→ EXERCISE OBJECTIVE
Find the word "grid" in the material below and gather every line that contains it.

# # # # # # #

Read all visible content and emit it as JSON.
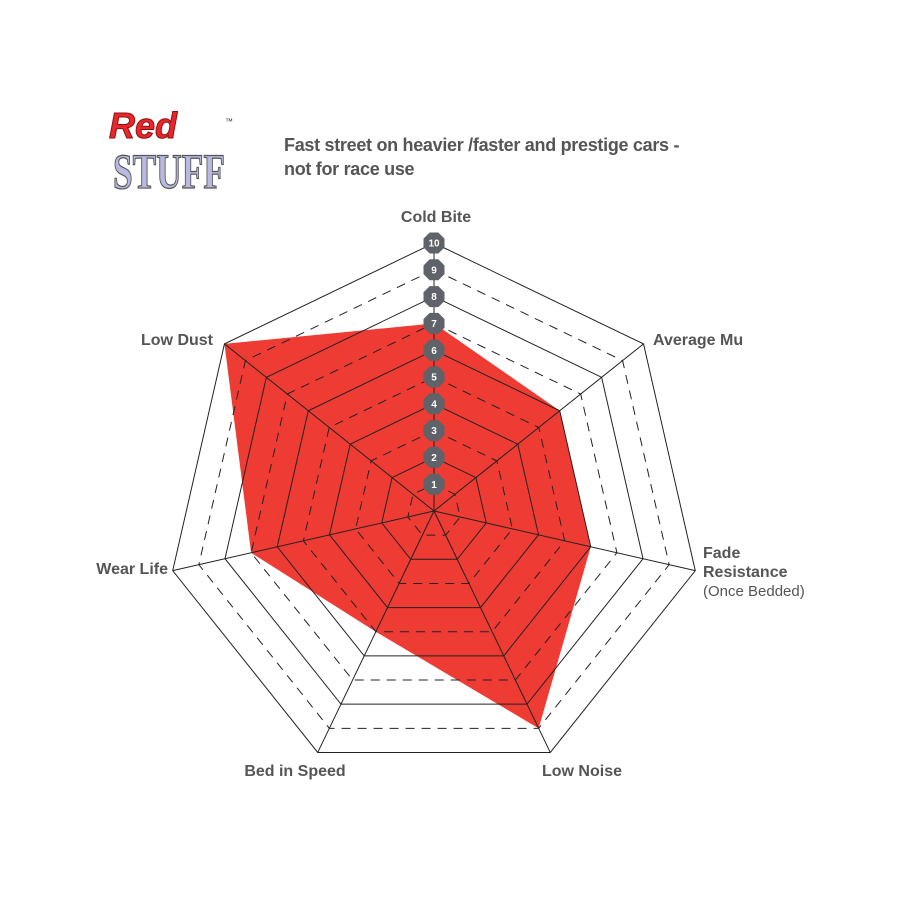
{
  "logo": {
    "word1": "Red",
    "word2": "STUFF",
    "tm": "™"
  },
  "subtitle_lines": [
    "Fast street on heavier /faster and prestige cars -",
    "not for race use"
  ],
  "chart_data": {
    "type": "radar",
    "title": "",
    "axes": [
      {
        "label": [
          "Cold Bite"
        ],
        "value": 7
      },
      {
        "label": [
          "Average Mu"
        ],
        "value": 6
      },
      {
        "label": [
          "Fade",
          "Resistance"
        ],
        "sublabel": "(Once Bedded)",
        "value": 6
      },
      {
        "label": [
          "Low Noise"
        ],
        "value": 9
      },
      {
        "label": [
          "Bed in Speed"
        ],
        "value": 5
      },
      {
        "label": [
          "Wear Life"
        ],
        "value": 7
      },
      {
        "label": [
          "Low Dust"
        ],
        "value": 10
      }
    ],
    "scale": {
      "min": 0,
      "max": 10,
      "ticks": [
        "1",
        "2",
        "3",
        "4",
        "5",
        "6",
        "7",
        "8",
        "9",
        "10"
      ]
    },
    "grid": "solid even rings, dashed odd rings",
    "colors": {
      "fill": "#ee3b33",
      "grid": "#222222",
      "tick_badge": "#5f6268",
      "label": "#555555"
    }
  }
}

# # # # # # #

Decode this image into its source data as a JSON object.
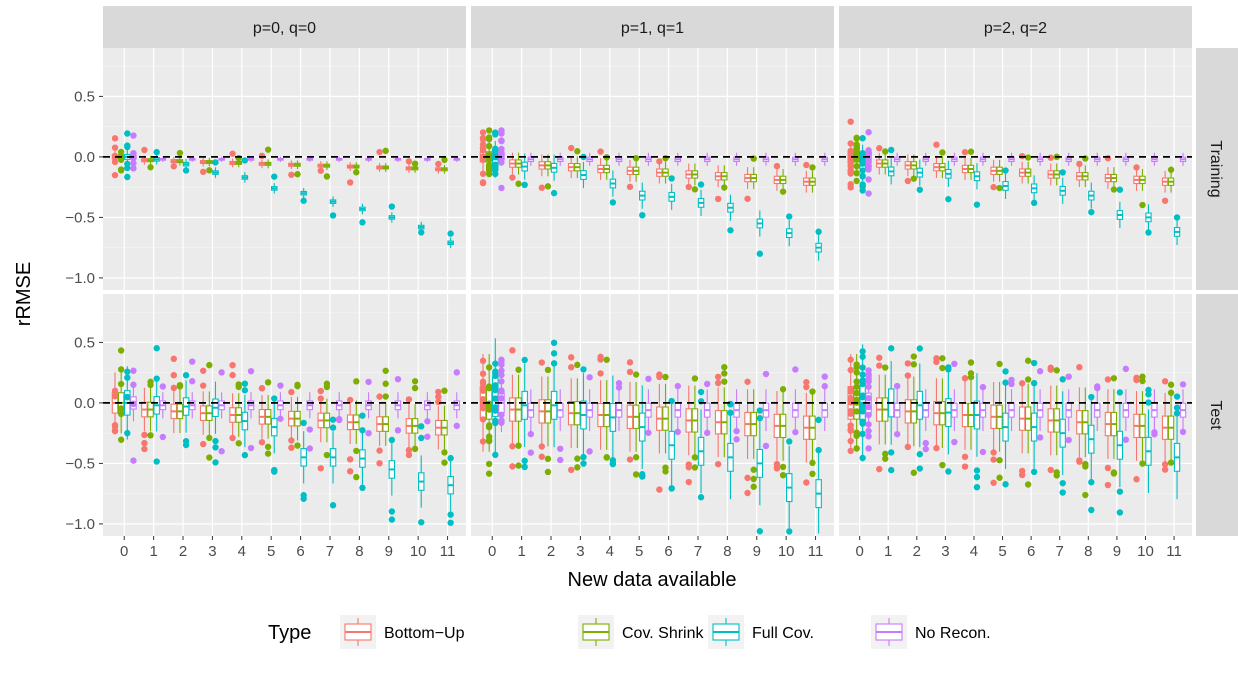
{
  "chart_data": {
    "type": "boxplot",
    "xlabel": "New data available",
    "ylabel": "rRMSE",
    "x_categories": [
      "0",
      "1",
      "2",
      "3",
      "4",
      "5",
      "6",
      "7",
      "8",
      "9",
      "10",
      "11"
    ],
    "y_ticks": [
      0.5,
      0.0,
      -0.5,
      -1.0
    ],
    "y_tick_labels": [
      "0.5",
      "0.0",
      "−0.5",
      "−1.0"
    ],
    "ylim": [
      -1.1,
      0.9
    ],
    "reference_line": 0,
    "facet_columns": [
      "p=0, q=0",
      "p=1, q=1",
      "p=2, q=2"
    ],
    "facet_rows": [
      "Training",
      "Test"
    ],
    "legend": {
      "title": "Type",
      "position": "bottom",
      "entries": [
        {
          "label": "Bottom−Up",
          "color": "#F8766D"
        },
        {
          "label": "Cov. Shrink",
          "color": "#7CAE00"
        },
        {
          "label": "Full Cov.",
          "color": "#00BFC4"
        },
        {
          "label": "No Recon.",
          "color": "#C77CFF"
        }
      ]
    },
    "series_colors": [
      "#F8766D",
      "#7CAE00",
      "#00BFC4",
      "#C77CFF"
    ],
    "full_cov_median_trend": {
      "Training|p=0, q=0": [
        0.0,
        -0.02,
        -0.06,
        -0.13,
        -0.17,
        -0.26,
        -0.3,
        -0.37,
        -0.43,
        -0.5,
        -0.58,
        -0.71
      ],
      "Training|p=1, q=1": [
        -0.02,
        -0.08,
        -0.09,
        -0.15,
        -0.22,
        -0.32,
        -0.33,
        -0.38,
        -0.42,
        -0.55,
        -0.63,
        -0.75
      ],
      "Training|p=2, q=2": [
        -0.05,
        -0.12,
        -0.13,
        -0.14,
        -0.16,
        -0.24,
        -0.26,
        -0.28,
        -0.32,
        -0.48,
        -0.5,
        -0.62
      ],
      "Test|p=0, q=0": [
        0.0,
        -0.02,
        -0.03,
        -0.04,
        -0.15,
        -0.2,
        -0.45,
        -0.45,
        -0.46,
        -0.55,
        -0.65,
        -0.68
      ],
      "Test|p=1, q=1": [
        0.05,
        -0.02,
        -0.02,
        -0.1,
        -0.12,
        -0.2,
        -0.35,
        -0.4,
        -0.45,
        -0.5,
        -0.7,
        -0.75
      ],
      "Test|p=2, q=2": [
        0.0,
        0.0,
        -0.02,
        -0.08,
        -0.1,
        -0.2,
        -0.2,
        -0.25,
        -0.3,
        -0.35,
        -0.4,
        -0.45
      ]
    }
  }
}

# # # # # # #

→ EXERCISE ANSWER
    "grid": "solid even rings, dashed odd rings",
      "grid": "#222222",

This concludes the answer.